-- Record excerpts start --

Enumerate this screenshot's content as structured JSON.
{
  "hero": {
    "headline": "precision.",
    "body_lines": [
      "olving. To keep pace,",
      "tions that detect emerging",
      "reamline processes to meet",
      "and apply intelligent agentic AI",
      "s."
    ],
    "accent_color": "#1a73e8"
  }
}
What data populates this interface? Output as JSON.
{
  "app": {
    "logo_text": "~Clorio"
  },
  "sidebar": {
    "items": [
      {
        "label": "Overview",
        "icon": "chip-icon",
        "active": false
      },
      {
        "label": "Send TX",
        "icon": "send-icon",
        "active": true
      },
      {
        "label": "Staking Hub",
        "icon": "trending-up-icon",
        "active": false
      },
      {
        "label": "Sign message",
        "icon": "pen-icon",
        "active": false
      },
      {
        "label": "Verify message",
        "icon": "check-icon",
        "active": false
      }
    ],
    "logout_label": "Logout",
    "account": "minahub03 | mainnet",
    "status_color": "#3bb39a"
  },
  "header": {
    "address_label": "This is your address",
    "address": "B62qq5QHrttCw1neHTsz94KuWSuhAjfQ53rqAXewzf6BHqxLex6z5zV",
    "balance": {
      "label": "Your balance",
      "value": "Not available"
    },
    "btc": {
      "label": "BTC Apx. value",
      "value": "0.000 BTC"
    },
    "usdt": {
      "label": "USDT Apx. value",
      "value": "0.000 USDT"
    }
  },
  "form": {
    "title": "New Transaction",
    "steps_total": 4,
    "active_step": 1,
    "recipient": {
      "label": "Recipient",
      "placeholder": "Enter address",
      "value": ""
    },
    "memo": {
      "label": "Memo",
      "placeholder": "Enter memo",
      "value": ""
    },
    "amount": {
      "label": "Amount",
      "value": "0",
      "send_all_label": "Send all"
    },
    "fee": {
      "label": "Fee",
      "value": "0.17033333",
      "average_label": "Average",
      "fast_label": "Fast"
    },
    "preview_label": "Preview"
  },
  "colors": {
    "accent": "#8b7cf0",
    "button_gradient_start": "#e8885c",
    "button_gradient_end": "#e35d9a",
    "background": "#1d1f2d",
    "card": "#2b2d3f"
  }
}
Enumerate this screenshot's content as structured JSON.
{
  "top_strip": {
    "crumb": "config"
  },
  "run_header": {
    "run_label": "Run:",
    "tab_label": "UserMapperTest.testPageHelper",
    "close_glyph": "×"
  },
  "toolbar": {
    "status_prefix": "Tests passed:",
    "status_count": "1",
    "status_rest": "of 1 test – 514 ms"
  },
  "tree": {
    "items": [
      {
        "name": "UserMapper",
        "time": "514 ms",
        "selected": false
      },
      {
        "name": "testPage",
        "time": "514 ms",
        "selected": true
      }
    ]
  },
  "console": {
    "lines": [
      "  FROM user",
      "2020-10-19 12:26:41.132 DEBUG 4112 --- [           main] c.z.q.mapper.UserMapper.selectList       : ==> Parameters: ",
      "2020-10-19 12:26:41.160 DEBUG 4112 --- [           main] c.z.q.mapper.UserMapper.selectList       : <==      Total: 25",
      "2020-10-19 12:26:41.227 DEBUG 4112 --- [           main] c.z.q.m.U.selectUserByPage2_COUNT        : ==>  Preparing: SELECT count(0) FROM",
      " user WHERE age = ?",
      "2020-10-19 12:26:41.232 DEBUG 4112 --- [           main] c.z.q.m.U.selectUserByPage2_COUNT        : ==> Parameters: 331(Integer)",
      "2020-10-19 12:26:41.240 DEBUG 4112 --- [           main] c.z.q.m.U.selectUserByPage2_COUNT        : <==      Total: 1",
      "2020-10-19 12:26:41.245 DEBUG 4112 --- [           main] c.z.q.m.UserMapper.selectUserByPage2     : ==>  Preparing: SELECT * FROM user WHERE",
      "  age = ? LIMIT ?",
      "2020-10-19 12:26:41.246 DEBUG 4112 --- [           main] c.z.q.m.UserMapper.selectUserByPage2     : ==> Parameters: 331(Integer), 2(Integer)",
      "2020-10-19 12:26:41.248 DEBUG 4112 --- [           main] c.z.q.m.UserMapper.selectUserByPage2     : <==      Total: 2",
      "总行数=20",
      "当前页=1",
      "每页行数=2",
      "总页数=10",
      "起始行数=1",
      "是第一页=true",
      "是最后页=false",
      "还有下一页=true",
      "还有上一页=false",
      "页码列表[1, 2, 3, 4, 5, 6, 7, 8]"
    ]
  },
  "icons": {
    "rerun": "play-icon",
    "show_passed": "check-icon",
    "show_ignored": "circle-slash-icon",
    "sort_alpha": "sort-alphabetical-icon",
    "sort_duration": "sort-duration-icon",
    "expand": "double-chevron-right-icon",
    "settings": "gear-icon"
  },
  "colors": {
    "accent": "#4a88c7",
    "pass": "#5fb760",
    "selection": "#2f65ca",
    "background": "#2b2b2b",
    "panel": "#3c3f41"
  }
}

-- Record excerpts end --

* [Aim of the exercise]
Please output the complete data exactly.

* [Reply]
Enumerate this screenshot's content as structured JSON.
{
  "hero": {
    "headline": "precision.",
    "body_lines": [
      "olving. To keep pace,",
      "tions that detect emerging",
      "reamline processes to meet",
      "and apply intelligent agentic AI",
      "s."
    ],
    "accent_color": "#1a73e8"
  }
}
What data populates this interface? Output as JSON.
{
  "app": {
    "logo_text": "~Clorio"
  },
  "sidebar": {
    "items": [
      {
        "label": "Overview",
        "icon": "chip-icon",
        "active": false
      },
      {
        "label": "Send TX",
        "icon": "send-icon",
        "active": true
      },
      {
        "label": "Staking Hub",
        "icon": "trending-up-icon",
        "active": false
      },
      {
        "label": "Sign message",
        "icon": "pen-icon",
        "active": false
      },
      {
        "label": "Verify message",
        "icon": "check-icon",
        "active": false
      }
    ],
    "logout_label": "Logout",
    "account": "minahub03 | mainnet",
    "status_color": "#3bb39a"
  },
  "header": {
    "address_label": "This is your address",
    "address": "B62qq5QHrttCw1neHTsz94KuWSuhAjfQ53rqAXewzf6BHqxLex6z5zV",
    "balance": {
      "label": "Your balance",
      "value": "Not available"
    },
    "btc": {
      "label": "BTC Apx. value",
      "value": "0.000 BTC"
    },
    "usdt": {
      "label": "USDT Apx. value",
      "value": "0.000 USDT"
    }
  },
  "form": {
    "title": "New Transaction",
    "steps_total": 4,
    "active_step": 1,
    "recipient": {
      "label": "Recipient",
      "placeholder": "Enter address",
      "value": ""
    },
    "memo": {
      "label": "Memo",
      "placeholder": "Enter memo",
      "value": ""
    },
    "amount": {
      "label": "Amount",
      "value": "0",
      "send_all_label": "Send all"
    },
    "fee": {
      "label": "Fee",
      "value": "0.17033333",
      "average_label": "Average",
      "fast_label": "Fast"
    },
    "preview_label": "Preview"
  },
  "colors": {
    "accent": "#8b7cf0",
    "button_gradient_start": "#e8885c",
    "button_gradient_end": "#e35d9a",
    "background": "#1d1f2d",
    "card": "#2b2d3f"
  }
}
Enumerate this screenshot's content as structured JSON.
{
  "top_strip": {
    "crumb": "config"
  },
  "run_header": {
    "run_label": "Run:",
    "tab_label": "UserMapperTest.testPageHelper",
    "close_glyph": "×"
  },
  "toolbar": {
    "status_prefix": "Tests passed:",
    "status_count": "1",
    "status_rest": "of 1 test – 514 ms"
  },
  "tree": {
    "items": [
      {
        "name": "UserMapper",
        "time": "514 ms",
        "selected": false
      },
      {
        "name": "testPage",
        "time": "514 ms",
        "selected": true
      }
    ]
  },
  "console": {
    "lines": [
      "  FROM user",
      "2020-10-19 12:26:41.132 DEBUG 4112 --- [           main] c.z.q.mapper.UserMapper.selectList       : ==> Parameters: ",
      "2020-10-19 12:26:41.160 DEBUG 4112 --- [           main] c.z.q.mapper.UserMapper.selectList       : <==      Total: 25",
      "2020-10-19 12:26:41.227 DEBUG 4112 --- [           main] c.z.q.m.U.selectUserByPage2_COUNT        : ==>  Preparing: SELECT count(0) FROM",
      " user WHERE age = ?",
      "2020-10-19 12:26:41.232 DEBUG 4112 --- [           main] c.z.q.m.U.selectUserByPage2_COUNT        : ==> Parameters: 331(Integer)",
      "2020-10-19 12:26:41.240 DEBUG 4112 --- [           main] c.z.q.m.U.selectUserByPage2_COUNT        : <==      Total: 1",
      "2020-10-19 12:26:41.245 DEBUG 4112 --- [           main] c.z.q.m.UserMapper.selectUserByPage2     : ==>  Preparing: SELECT * FROM user WHERE",
      "  age = ? LIMIT ?",
      "2020-10-19 12:26:41.246 DEBUG 4112 --- [           main] c.z.q.m.UserMapper.selectUserByPage2     : ==> Parameters: 331(Integer), 2(Integer)",
      "2020-10-19 12:26:41.248 DEBUG 4112 --- [           main] c.z.q.m.UserMapper.selectUserByPage2     : <==      Total: 2",
      "总行数=20",
      "当前页=1",
      "每页行数=2",
      "总页数=10",
      "起始行数=1",
      "是第一页=true",
      "是最后页=false",
      "还有下一页=true",
      "还有上一页=false",
      "页码列表[1, 2, 3, 4, 5, 6, 7, 8]"
    ]
  },
  "icons": {
    "rerun": "play-icon",
    "show_passed": "check-icon",
    "show_ignored": "circle-slash-icon",
    "sort_alpha": "sort-alphabetical-icon",
    "sort_duration": "sort-duration-icon",
    "expand": "double-chevron-right-icon",
    "settings": "gear-icon"
  },
  "colors": {
    "accent": "#4a88c7",
    "pass": "#5fb760",
    "selection": "#2f65ca",
    "background": "#2b2b2b",
    "panel": "#3c3f41"
  }
}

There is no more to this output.